→ **WHAT YOU NEED TO DO**: Can you transcribe the data exactly? Leave the pictures out.

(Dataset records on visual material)
--*--

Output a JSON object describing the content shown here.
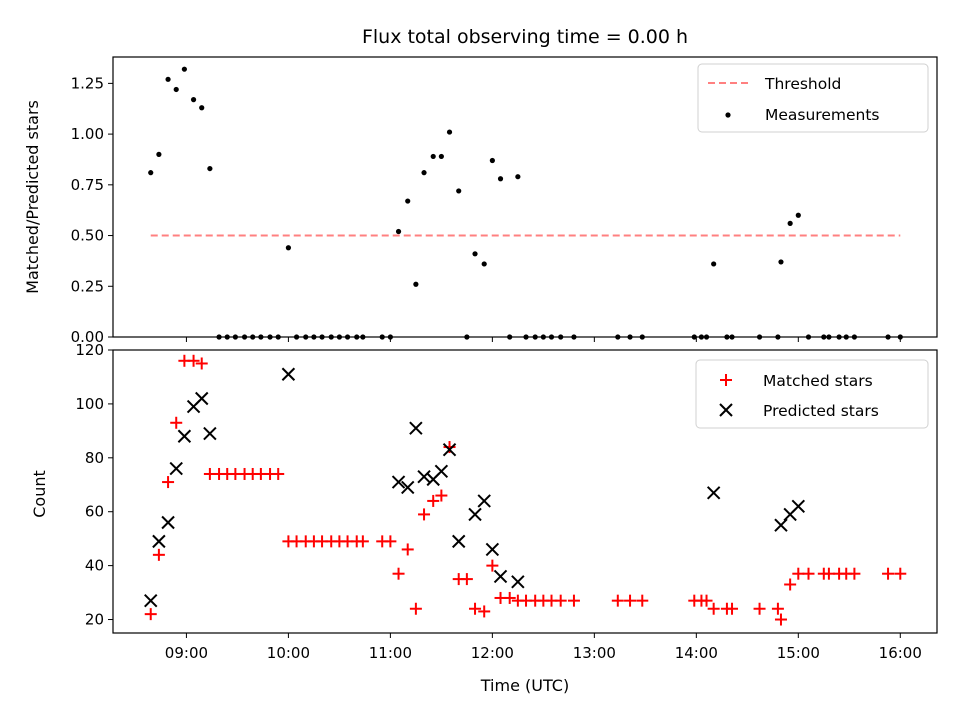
{
  "chart_data": [
    {
      "type": "scatter",
      "title": "Flux total observing time = 0.00 h",
      "xlabel": "",
      "ylabel": "Matched/Predicted stars",
      "xlim": [
        8.28,
        16.36
      ],
      "ylim": [
        0.0,
        1.38
      ],
      "yticks": [
        "0.00",
        "0.25",
        "0.50",
        "0.75",
        "1.00",
        "1.25"
      ],
      "legend_position": "top-right",
      "threshold": {
        "name": "Threshold",
        "color": "#ff8080",
        "x": [
          8.65,
          16.0
        ],
        "y": [
          0.5,
          0.5
        ]
      },
      "series": [
        {
          "name": "Measurements",
          "color": "#000000",
          "points": [
            [
              8.65,
              0.81
            ],
            [
              8.73,
              0.9
            ],
            [
              8.82,
              1.27
            ],
            [
              8.9,
              1.22
            ],
            [
              8.98,
              1.32
            ],
            [
              9.07,
              1.17
            ],
            [
              9.15,
              1.13
            ],
            [
              9.23,
              0.83
            ],
            [
              9.32,
              0.0
            ],
            [
              9.4,
              0.0
            ],
            [
              9.48,
              0.0
            ],
            [
              9.57,
              0.0
            ],
            [
              9.65,
              0.0
            ],
            [
              9.73,
              0.0
            ],
            [
              9.82,
              0.0
            ],
            [
              9.9,
              0.0
            ],
            [
              10.0,
              0.44
            ],
            [
              10.08,
              0.0
            ],
            [
              10.17,
              0.0
            ],
            [
              10.25,
              0.0
            ],
            [
              10.33,
              0.0
            ],
            [
              10.42,
              0.0
            ],
            [
              10.5,
              0.0
            ],
            [
              10.58,
              0.0
            ],
            [
              10.67,
              0.0
            ],
            [
              10.73,
              0.0
            ],
            [
              10.92,
              0.0
            ],
            [
              11.0,
              0.0
            ],
            [
              11.08,
              0.52
            ],
            [
              11.17,
              0.67
            ],
            [
              11.25,
              0.26
            ],
            [
              11.33,
              0.81
            ],
            [
              11.42,
              0.89
            ],
            [
              11.5,
              0.89
            ],
            [
              11.58,
              1.01
            ],
            [
              11.67,
              0.72
            ],
            [
              11.75,
              0.0
            ],
            [
              11.83,
              0.41
            ],
            [
              11.92,
              0.36
            ],
            [
              12.0,
              0.87
            ],
            [
              12.08,
              0.78
            ],
            [
              12.17,
              0.0
            ],
            [
              12.25,
              0.79
            ],
            [
              12.33,
              0.0
            ],
            [
              12.42,
              0.0
            ],
            [
              12.5,
              0.0
            ],
            [
              12.58,
              0.0
            ],
            [
              12.67,
              0.0
            ],
            [
              12.8,
              0.0
            ],
            [
              13.23,
              0.0
            ],
            [
              13.35,
              0.0
            ],
            [
              13.47,
              0.0
            ],
            [
              13.98,
              0.0
            ],
            [
              14.05,
              0.0
            ],
            [
              14.1,
              0.0
            ],
            [
              14.17,
              0.36
            ],
            [
              14.3,
              0.0
            ],
            [
              14.35,
              0.0
            ],
            [
              14.62,
              0.0
            ],
            [
              14.8,
              0.0
            ],
            [
              14.83,
              0.37
            ],
            [
              14.92,
              0.56
            ],
            [
              15.0,
              0.6
            ],
            [
              15.1,
              0.0
            ],
            [
              15.25,
              0.0
            ],
            [
              15.3,
              0.0
            ],
            [
              15.4,
              0.0
            ],
            [
              15.47,
              0.0
            ],
            [
              15.55,
              0.0
            ],
            [
              15.88,
              0.0
            ],
            [
              16.0,
              0.0
            ]
          ]
        }
      ]
    },
    {
      "type": "scatter",
      "title": "",
      "xlabel": "Time (UTC)",
      "ylabel": "Count",
      "xlim": [
        8.28,
        16.36
      ],
      "ylim": [
        15.0,
        120.0
      ],
      "yticks": [
        "20",
        "40",
        "60",
        "80",
        "100",
        "120"
      ],
      "xticks": [
        "09:00",
        "10:00",
        "11:00",
        "12:00",
        "13:00",
        "14:00",
        "15:00",
        "16:00"
      ],
      "legend_position": "top-right",
      "series": [
        {
          "name": "Matched stars",
          "color": "#ff0000",
          "marker": "plus",
          "points": [
            [
              8.65,
              22
            ],
            [
              8.73,
              44
            ],
            [
              8.82,
              71
            ],
            [
              8.9,
              93
            ],
            [
              8.98,
              116
            ],
            [
              9.07,
              116
            ],
            [
              9.15,
              115
            ],
            [
              9.23,
              74
            ],
            [
              9.32,
              74
            ],
            [
              9.4,
              74
            ],
            [
              9.48,
              74
            ],
            [
              9.57,
              74
            ],
            [
              9.65,
              74
            ],
            [
              9.73,
              74
            ],
            [
              9.82,
              74
            ],
            [
              9.9,
              74
            ],
            [
              10.0,
              49
            ],
            [
              10.08,
              49
            ],
            [
              10.17,
              49
            ],
            [
              10.25,
              49
            ],
            [
              10.33,
              49
            ],
            [
              10.42,
              49
            ],
            [
              10.5,
              49
            ],
            [
              10.58,
              49
            ],
            [
              10.67,
              49
            ],
            [
              10.73,
              49
            ],
            [
              10.92,
              49
            ],
            [
              11.0,
              49
            ],
            [
              11.08,
              37
            ],
            [
              11.17,
              46
            ],
            [
              11.25,
              24
            ],
            [
              11.33,
              59
            ],
            [
              11.42,
              64
            ],
            [
              11.5,
              66
            ],
            [
              11.58,
              84
            ],
            [
              11.67,
              35
            ],
            [
              11.75,
              35
            ],
            [
              11.83,
              24
            ],
            [
              11.92,
              23
            ],
            [
              12.0,
              40
            ],
            [
              12.08,
              28
            ],
            [
              12.17,
              28
            ],
            [
              12.25,
              27
            ],
            [
              12.33,
              27
            ],
            [
              12.42,
              27
            ],
            [
              12.5,
              27
            ],
            [
              12.58,
              27
            ],
            [
              12.67,
              27
            ],
            [
              12.8,
              27
            ],
            [
              13.23,
              27
            ],
            [
              13.35,
              27
            ],
            [
              13.47,
              27
            ],
            [
              13.98,
              27
            ],
            [
              14.05,
              27
            ],
            [
              14.1,
              27
            ],
            [
              14.17,
              24
            ],
            [
              14.3,
              24
            ],
            [
              14.35,
              24
            ],
            [
              14.62,
              24
            ],
            [
              14.8,
              24
            ],
            [
              14.83,
              20
            ],
            [
              14.92,
              33
            ],
            [
              15.0,
              37
            ],
            [
              15.1,
              37
            ],
            [
              15.25,
              37
            ],
            [
              15.3,
              37
            ],
            [
              15.4,
              37
            ],
            [
              15.47,
              37
            ],
            [
              15.55,
              37
            ],
            [
              15.88,
              37
            ],
            [
              16.0,
              37
            ]
          ]
        },
        {
          "name": "Predicted stars",
          "color": "#000000",
          "marker": "x",
          "points": [
            [
              8.65,
              27
            ],
            [
              8.73,
              49
            ],
            [
              8.82,
              56
            ],
            [
              8.9,
              76
            ],
            [
              8.98,
              88
            ],
            [
              9.07,
              99
            ],
            [
              9.15,
              102
            ],
            [
              9.23,
              89
            ],
            [
              10.0,
              111
            ],
            [
              11.08,
              71
            ],
            [
              11.17,
              69
            ],
            [
              11.25,
              91
            ],
            [
              11.33,
              73
            ],
            [
              11.42,
              72
            ],
            [
              11.5,
              75
            ],
            [
              11.58,
              83
            ],
            [
              11.67,
              49
            ],
            [
              11.83,
              59
            ],
            [
              11.92,
              64
            ],
            [
              12.0,
              46
            ],
            [
              12.08,
              36
            ],
            [
              12.25,
              34
            ],
            [
              14.17,
              67
            ],
            [
              14.83,
              55
            ],
            [
              14.92,
              59
            ],
            [
              15.0,
              62
            ]
          ]
        }
      ]
    }
  ]
}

--*--

→ **FULL ANSWER**:
Output a JSON object describing the content shown here.
{
  "chart_data": [
    {
      "type": "scatter",
      "title": "Flux total observing time = 0.00 h",
      "xlabel": "",
      "ylabel": "Matched/Predicted stars",
      "xlim": [
        8.28,
        16.36
      ],
      "ylim": [
        0.0,
        1.38
      ],
      "yticks": [
        "0.00",
        "0.25",
        "0.50",
        "0.75",
        "1.00",
        "1.25"
      ],
      "legend_position": "top-right",
      "threshold": {
        "name": "Threshold",
        "color": "#ff8080",
        "x": [
          8.65,
          16.0
        ],
        "y": [
          0.5,
          0.5
        ]
      },
      "series": [
        {
          "name": "Measurements",
          "color": "#000000",
          "points": [
            [
              8.65,
              0.81
            ],
            [
              8.73,
              0.9
            ],
            [
              8.82,
              1.27
            ],
            [
              8.9,
              1.22
            ],
            [
              8.98,
              1.32
            ],
            [
              9.07,
              1.17
            ],
            [
              9.15,
              1.13
            ],
            [
              9.23,
              0.83
            ],
            [
              9.32,
              0.0
            ],
            [
              9.4,
              0.0
            ],
            [
              9.48,
              0.0
            ],
            [
              9.57,
              0.0
            ],
            [
              9.65,
              0.0
            ],
            [
              9.73,
              0.0
            ],
            [
              9.82,
              0.0
            ],
            [
              9.9,
              0.0
            ],
            [
              10.0,
              0.44
            ],
            [
              10.08,
              0.0
            ],
            [
              10.17,
              0.0
            ],
            [
              10.25,
              0.0
            ],
            [
              10.33,
              0.0
            ],
            [
              10.42,
              0.0
            ],
            [
              10.5,
              0.0
            ],
            [
              10.58,
              0.0
            ],
            [
              10.67,
              0.0
            ],
            [
              10.73,
              0.0
            ],
            [
              10.92,
              0.0
            ],
            [
              11.0,
              0.0
            ],
            [
              11.08,
              0.52
            ],
            [
              11.17,
              0.67
            ],
            [
              11.25,
              0.26
            ],
            [
              11.33,
              0.81
            ],
            [
              11.42,
              0.89
            ],
            [
              11.5,
              0.89
            ],
            [
              11.58,
              1.01
            ],
            [
              11.67,
              0.72
            ],
            [
              11.75,
              0.0
            ],
            [
              11.83,
              0.41
            ],
            [
              11.92,
              0.36
            ],
            [
              12.0,
              0.87
            ],
            [
              12.08,
              0.78
            ],
            [
              12.17,
              0.0
            ],
            [
              12.25,
              0.79
            ],
            [
              12.33,
              0.0
            ],
            [
              12.42,
              0.0
            ],
            [
              12.5,
              0.0
            ],
            [
              12.58,
              0.0
            ],
            [
              12.67,
              0.0
            ],
            [
              12.8,
              0.0
            ],
            [
              13.23,
              0.0
            ],
            [
              13.35,
              0.0
            ],
            [
              13.47,
              0.0
            ],
            [
              13.98,
              0.0
            ],
            [
              14.05,
              0.0
            ],
            [
              14.1,
              0.0
            ],
            [
              14.17,
              0.36
            ],
            [
              14.3,
              0.0
            ],
            [
              14.35,
              0.0
            ],
            [
              14.62,
              0.0
            ],
            [
              14.8,
              0.0
            ],
            [
              14.83,
              0.37
            ],
            [
              14.92,
              0.56
            ],
            [
              15.0,
              0.6
            ],
            [
              15.1,
              0.0
            ],
            [
              15.25,
              0.0
            ],
            [
              15.3,
              0.0
            ],
            [
              15.4,
              0.0
            ],
            [
              15.47,
              0.0
            ],
            [
              15.55,
              0.0
            ],
            [
              15.88,
              0.0
            ],
            [
              16.0,
              0.0
            ]
          ]
        }
      ]
    },
    {
      "type": "scatter",
      "title": "",
      "xlabel": "Time (UTC)",
      "ylabel": "Count",
      "xlim": [
        8.28,
        16.36
      ],
      "ylim": [
        15.0,
        120.0
      ],
      "yticks": [
        "20",
        "40",
        "60",
        "80",
        "100",
        "120"
      ],
      "xticks": [
        "09:00",
        "10:00",
        "11:00",
        "12:00",
        "13:00",
        "14:00",
        "15:00",
        "16:00"
      ],
      "legend_position": "top-right",
      "series": [
        {
          "name": "Matched stars",
          "color": "#ff0000",
          "marker": "plus",
          "points": [
            [
              8.65,
              22
            ],
            [
              8.73,
              44
            ],
            [
              8.82,
              71
            ],
            [
              8.9,
              93
            ],
            [
              8.98,
              116
            ],
            [
              9.07,
              116
            ],
            [
              9.15,
              115
            ],
            [
              9.23,
              74
            ],
            [
              9.32,
              74
            ],
            [
              9.4,
              74
            ],
            [
              9.48,
              74
            ],
            [
              9.57,
              74
            ],
            [
              9.65,
              74
            ],
            [
              9.73,
              74
            ],
            [
              9.82,
              74
            ],
            [
              9.9,
              74
            ],
            [
              10.0,
              49
            ],
            [
              10.08,
              49
            ],
            [
              10.17,
              49
            ],
            [
              10.25,
              49
            ],
            [
              10.33,
              49
            ],
            [
              10.42,
              49
            ],
            [
              10.5,
              49
            ],
            [
              10.58,
              49
            ],
            [
              10.67,
              49
            ],
            [
              10.73,
              49
            ],
            [
              10.92,
              49
            ],
            [
              11.0,
              49
            ],
            [
              11.08,
              37
            ],
            [
              11.17,
              46
            ],
            [
              11.25,
              24
            ],
            [
              11.33,
              59
            ],
            [
              11.42,
              64
            ],
            [
              11.5,
              66
            ],
            [
              11.58,
              84
            ],
            [
              11.67,
              35
            ],
            [
              11.75,
              35
            ],
            [
              11.83,
              24
            ],
            [
              11.92,
              23
            ],
            [
              12.0,
              40
            ],
            [
              12.08,
              28
            ],
            [
              12.17,
              28
            ],
            [
              12.25,
              27
            ],
            [
              12.33,
              27
            ],
            [
              12.42,
              27
            ],
            [
              12.5,
              27
            ],
            [
              12.58,
              27
            ],
            [
              12.67,
              27
            ],
            [
              12.8,
              27
            ],
            [
              13.23,
              27
            ],
            [
              13.35,
              27
            ],
            [
              13.47,
              27
            ],
            [
              13.98,
              27
            ],
            [
              14.05,
              27
            ],
            [
              14.1,
              27
            ],
            [
              14.17,
              24
            ],
            [
              14.3,
              24
            ],
            [
              14.35,
              24
            ],
            [
              14.62,
              24
            ],
            [
              14.8,
              24
            ],
            [
              14.83,
              20
            ],
            [
              14.92,
              33
            ],
            [
              15.0,
              37
            ],
            [
              15.1,
              37
            ],
            [
              15.25,
              37
            ],
            [
              15.3,
              37
            ],
            [
              15.4,
              37
            ],
            [
              15.47,
              37
            ],
            [
              15.55,
              37
            ],
            [
              15.88,
              37
            ],
            [
              16.0,
              37
            ]
          ]
        },
        {
          "name": "Predicted stars",
          "color": "#000000",
          "marker": "x",
          "points": [
            [
              8.65,
              27
            ],
            [
              8.73,
              49
            ],
            [
              8.82,
              56
            ],
            [
              8.9,
              76
            ],
            [
              8.98,
              88
            ],
            [
              9.07,
              99
            ],
            [
              9.15,
              102
            ],
            [
              9.23,
              89
            ],
            [
              10.0,
              111
            ],
            [
              11.08,
              71
            ],
            [
              11.17,
              69
            ],
            [
              11.25,
              91
            ],
            [
              11.33,
              73
            ],
            [
              11.42,
              72
            ],
            [
              11.5,
              75
            ],
            [
              11.58,
              83
            ],
            [
              11.67,
              49
            ],
            [
              11.83,
              59
            ],
            [
              11.92,
              64
            ],
            [
              12.0,
              46
            ],
            [
              12.08,
              36
            ],
            [
              12.25,
              34
            ],
            [
              14.17,
              67
            ],
            [
              14.83,
              55
            ],
            [
              14.92,
              59
            ],
            [
              15.0,
              62
            ]
          ]
        }
      ]
    }
  ]
}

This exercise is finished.